**Work required**
Wherever the string "usia" appears in the listing, copy that line.

**Extracted information**
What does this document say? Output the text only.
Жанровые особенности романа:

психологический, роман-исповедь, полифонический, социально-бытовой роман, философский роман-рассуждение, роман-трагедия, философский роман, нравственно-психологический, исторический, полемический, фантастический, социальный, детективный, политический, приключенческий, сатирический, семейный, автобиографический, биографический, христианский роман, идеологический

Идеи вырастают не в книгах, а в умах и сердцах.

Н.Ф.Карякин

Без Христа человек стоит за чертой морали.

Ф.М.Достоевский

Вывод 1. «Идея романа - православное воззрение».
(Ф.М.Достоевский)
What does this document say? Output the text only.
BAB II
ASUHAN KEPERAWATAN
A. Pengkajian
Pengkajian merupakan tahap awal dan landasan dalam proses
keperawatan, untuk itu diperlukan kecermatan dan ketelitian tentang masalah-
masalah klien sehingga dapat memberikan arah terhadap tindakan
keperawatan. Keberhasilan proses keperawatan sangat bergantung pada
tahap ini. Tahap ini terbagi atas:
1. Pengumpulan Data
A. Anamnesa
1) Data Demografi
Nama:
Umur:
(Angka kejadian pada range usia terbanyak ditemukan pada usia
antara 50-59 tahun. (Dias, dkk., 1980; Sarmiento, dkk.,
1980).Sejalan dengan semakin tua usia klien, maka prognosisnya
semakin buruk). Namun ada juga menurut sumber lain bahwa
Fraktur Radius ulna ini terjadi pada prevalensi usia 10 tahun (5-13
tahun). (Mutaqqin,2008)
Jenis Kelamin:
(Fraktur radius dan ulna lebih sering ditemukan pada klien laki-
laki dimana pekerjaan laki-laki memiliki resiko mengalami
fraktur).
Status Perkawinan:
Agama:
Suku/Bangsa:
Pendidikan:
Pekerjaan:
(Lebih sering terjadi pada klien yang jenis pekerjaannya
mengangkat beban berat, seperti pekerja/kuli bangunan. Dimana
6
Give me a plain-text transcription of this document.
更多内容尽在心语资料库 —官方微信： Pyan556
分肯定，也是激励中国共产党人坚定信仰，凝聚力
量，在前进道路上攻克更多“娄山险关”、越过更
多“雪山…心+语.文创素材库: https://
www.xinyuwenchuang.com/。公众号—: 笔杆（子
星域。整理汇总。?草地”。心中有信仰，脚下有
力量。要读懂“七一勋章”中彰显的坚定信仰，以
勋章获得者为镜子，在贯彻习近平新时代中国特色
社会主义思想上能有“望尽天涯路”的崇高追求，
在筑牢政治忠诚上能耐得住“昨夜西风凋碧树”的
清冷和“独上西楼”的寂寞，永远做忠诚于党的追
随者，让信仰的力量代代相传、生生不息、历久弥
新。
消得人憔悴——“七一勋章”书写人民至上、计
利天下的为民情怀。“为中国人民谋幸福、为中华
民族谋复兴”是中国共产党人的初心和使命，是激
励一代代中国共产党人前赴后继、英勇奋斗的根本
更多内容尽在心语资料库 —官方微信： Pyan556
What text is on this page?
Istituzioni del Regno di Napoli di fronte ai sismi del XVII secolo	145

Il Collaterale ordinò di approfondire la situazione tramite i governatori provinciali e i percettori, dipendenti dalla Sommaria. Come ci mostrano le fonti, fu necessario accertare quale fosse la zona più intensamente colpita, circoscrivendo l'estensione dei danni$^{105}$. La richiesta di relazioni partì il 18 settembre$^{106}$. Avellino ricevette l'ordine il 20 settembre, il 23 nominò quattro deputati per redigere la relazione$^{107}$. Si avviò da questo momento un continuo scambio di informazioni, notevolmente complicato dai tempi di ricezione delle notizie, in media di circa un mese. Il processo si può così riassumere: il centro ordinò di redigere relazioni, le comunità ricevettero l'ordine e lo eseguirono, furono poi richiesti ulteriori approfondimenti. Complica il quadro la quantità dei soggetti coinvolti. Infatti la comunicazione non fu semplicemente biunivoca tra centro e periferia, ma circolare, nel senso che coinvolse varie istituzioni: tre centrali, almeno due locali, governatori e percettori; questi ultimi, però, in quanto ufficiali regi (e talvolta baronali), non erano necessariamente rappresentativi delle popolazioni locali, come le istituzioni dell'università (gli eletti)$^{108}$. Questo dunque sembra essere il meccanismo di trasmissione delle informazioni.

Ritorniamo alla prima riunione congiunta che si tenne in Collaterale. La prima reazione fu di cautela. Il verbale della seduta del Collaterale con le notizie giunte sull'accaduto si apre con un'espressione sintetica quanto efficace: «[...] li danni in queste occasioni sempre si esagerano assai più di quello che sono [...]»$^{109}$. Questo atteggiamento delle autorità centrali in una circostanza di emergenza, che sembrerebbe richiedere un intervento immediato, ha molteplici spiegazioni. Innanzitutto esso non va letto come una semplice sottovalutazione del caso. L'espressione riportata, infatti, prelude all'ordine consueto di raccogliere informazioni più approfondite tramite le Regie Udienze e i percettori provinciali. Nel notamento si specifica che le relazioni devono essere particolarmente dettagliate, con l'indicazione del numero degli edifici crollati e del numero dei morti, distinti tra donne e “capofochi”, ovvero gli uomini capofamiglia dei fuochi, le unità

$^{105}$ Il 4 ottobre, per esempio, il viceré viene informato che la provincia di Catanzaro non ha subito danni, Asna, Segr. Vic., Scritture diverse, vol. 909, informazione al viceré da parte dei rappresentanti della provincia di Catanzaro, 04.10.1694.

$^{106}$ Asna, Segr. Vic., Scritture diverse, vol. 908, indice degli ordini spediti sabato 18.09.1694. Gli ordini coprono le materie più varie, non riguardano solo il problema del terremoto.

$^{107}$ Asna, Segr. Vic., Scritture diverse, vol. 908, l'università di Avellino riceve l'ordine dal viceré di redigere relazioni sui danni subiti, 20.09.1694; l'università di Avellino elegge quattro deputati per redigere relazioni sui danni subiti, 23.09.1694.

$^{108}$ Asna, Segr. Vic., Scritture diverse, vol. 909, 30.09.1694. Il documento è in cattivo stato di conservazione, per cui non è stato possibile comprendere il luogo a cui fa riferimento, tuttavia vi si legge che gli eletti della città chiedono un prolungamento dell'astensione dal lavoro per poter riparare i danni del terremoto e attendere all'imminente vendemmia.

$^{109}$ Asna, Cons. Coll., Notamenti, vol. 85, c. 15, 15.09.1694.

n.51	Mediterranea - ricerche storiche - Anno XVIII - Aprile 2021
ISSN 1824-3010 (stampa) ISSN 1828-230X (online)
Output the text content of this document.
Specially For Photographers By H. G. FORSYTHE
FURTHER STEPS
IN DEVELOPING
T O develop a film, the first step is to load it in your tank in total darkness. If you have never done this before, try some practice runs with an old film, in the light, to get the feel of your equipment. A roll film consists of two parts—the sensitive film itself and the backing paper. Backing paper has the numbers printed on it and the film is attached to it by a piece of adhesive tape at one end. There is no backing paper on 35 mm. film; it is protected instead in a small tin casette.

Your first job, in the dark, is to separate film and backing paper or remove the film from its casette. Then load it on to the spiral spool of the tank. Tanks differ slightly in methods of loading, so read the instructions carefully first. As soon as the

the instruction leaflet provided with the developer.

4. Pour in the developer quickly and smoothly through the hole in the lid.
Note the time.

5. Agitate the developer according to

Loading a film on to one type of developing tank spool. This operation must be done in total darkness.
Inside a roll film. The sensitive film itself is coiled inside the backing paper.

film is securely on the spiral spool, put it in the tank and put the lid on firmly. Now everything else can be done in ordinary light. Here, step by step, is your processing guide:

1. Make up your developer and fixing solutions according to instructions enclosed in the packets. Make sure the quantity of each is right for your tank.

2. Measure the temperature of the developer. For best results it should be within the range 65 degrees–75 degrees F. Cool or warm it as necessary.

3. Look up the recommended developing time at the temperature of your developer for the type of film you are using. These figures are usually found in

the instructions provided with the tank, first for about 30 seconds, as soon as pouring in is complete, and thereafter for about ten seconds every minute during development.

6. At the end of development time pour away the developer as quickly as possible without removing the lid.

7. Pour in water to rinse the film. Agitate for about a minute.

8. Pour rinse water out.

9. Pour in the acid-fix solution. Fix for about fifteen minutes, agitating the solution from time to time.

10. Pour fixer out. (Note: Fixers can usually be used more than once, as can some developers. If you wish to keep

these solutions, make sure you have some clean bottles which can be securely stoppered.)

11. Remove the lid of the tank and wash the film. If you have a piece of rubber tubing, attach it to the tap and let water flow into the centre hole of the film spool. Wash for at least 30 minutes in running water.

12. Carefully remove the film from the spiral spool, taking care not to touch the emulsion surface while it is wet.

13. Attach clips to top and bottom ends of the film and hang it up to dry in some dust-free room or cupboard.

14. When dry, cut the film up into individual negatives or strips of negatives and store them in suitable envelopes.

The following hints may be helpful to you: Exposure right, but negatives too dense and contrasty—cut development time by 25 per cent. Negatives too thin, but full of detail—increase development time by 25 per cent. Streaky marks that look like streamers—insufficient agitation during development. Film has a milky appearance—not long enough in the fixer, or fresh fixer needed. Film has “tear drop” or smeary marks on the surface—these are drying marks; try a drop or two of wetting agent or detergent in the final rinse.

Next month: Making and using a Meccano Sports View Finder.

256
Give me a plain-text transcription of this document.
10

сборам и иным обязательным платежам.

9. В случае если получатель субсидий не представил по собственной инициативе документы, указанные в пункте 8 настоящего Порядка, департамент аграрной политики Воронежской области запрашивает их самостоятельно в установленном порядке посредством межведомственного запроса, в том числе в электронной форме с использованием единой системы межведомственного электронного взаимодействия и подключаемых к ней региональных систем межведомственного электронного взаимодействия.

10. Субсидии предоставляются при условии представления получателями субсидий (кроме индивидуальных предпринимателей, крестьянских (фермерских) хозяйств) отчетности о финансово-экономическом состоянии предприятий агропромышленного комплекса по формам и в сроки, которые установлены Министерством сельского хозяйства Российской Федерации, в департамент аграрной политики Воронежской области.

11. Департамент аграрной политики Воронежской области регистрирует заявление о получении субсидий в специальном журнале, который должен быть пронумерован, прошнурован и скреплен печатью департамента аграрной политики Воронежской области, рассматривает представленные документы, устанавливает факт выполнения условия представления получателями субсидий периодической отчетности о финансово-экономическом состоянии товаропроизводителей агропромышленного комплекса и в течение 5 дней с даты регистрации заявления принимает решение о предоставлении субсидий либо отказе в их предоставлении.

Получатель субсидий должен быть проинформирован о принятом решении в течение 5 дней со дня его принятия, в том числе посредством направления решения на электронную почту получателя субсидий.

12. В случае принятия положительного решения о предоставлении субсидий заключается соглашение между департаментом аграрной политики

**Reply to the task**
(Angka kejadian pada range usia terbanyak ditemukan pada usia
1980).Sejalan dengan semakin tua usia klien, maka prognosisnya
Fraktur Radius ulna ini terjadi pada prevalensi usia 10 tahun (5-13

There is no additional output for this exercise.